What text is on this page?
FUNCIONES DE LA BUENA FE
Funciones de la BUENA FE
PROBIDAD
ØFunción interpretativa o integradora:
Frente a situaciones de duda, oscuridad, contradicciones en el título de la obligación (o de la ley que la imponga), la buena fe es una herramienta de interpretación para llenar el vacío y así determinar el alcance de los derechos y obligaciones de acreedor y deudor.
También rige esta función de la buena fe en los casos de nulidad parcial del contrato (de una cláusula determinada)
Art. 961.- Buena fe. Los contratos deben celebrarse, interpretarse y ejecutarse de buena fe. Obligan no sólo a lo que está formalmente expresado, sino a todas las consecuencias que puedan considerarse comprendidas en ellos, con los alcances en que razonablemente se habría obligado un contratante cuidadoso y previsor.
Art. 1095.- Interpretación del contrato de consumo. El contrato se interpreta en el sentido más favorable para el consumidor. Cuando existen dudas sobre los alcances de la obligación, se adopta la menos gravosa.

——————————

__Work required__: Lines holding the word "alcances" in the entries above are the ones to pull out. Copy them all.

__Result below__:
Art. 961.- Buena fe. Los contratos deben celebrarse, interpretarse y ejecutarse de buena fe. Obligan no sólo a lo que está formalmente expresado, sino a todas las consecuencias que puedan considerarse comprendidas en ellos, con los alcances en que razonablemente se habría obligado un contratante cuidadoso y previsor.
Art. 1095.- Interpretación del contrato de consumo. El contrato se interpreta en el sentido más favorable para el consumidor. Cuando existen dudas sobre los alcances de la obligación, se adopta la menos gravosa.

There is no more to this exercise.